WHAT THE EXERCISE ASKS: Each entry below should be echoed exactly, with pictures omitted.

** BEGIN **

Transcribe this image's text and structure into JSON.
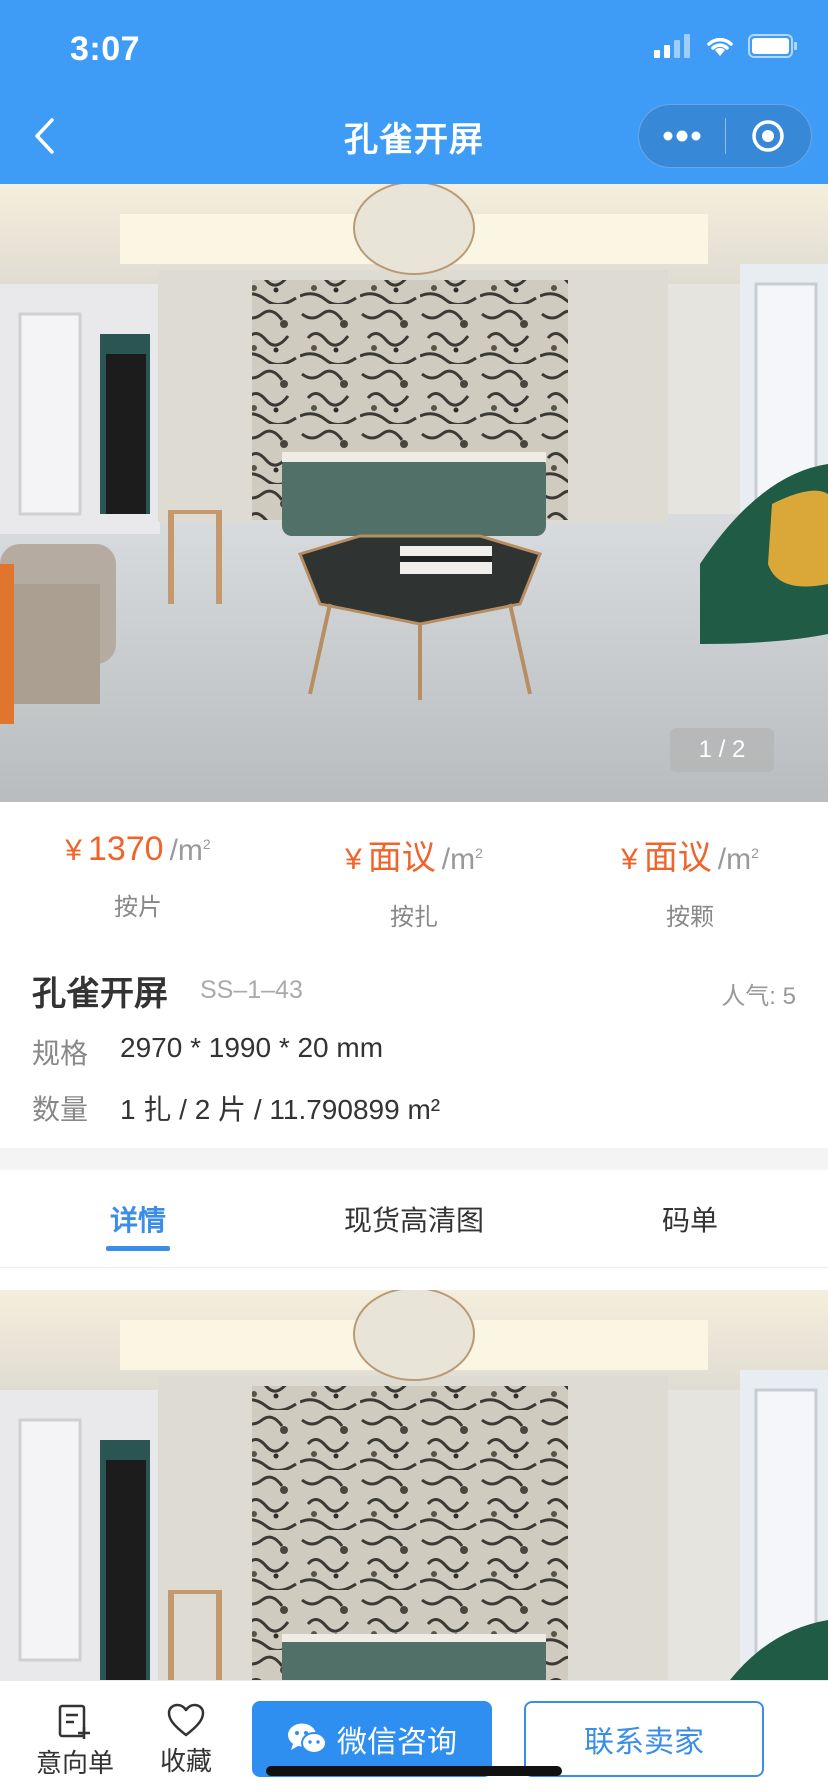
{
  "status": {
    "time": "3:07"
  },
  "nav": {
    "title": "孔雀开屏"
  },
  "gallery": {
    "indicator": "1 / 2"
  },
  "prices": [
    {
      "symbol": "¥",
      "value": "1370",
      "unit": "/m",
      "unit_sup": "2",
      "label": "按片"
    },
    {
      "symbol": "¥",
      "value": "面议",
      "unit": "/m",
      "unit_sup": "2",
      "label": "按扎"
    },
    {
      "symbol": "¥",
      "value": "面议",
      "unit": "/m",
      "unit_sup": "2",
      "label": "按颗"
    }
  ],
  "product": {
    "name": "孔雀开屏",
    "code": "SS–1–43",
    "popularity": "人气: 5",
    "spec_label": "规格",
    "spec_value": "2970 * 1990 * 20 mm",
    "qty_label": "数量",
    "qty_value": "1 扎 / 2 片 / 11.790899 m²"
  },
  "tabs": [
    {
      "label": "详情",
      "active": true
    },
    {
      "label": "现货高清图",
      "active": false
    },
    {
      "label": "码单",
      "active": false
    }
  ],
  "bottom": {
    "inquiry_label": "意向单",
    "favorite_label": "收藏",
    "wechat_label": "微信咨询",
    "contact_label": "联系卖家"
  },
  "colors": {
    "primary": "#3f9cf6",
    "price": "#f0642b",
    "accent": "#3b8ee8"
  }
}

** END **

WRITTEN SOLUTION:
Transcribe this image's text and structure into JSON.
{
  "status": {
    "time": "3:07"
  },
  "nav": {
    "title": "孔雀开屏"
  },
  "gallery": {
    "indicator": "1 / 2"
  },
  "prices": [
    {
      "symbol": "¥",
      "value": "1370",
      "unit": "/m",
      "unit_sup": "2",
      "label": "按片"
    },
    {
      "symbol": "¥",
      "value": "面议",
      "unit": "/m",
      "unit_sup": "2",
      "label": "按扎"
    },
    {
      "symbol": "¥",
      "value": "面议",
      "unit": "/m",
      "unit_sup": "2",
      "label": "按颗"
    }
  ],
  "product": {
    "name": "孔雀开屏",
    "code": "SS–1–43",
    "popularity": "人气: 5",
    "spec_label": "规格",
    "spec_value": "2970 * 1990 * 20 mm",
    "qty_label": "数量",
    "qty_value": "1 扎 / 2 片 / 11.790899 m²"
  },
  "tabs": [
    {
      "label": "详情",
      "active": true
    },
    {
      "label": "现货高清图",
      "active": false
    },
    {
      "label": "码单",
      "active": false
    }
  ],
  "bottom": {
    "inquiry_label": "意向单",
    "favorite_label": "收藏",
    "wechat_label": "微信咨询",
    "contact_label": "联系卖家"
  },
  "colors": {
    "primary": "#3f9cf6",
    "price": "#f0642b",
    "accent": "#3b8ee8"
  }
}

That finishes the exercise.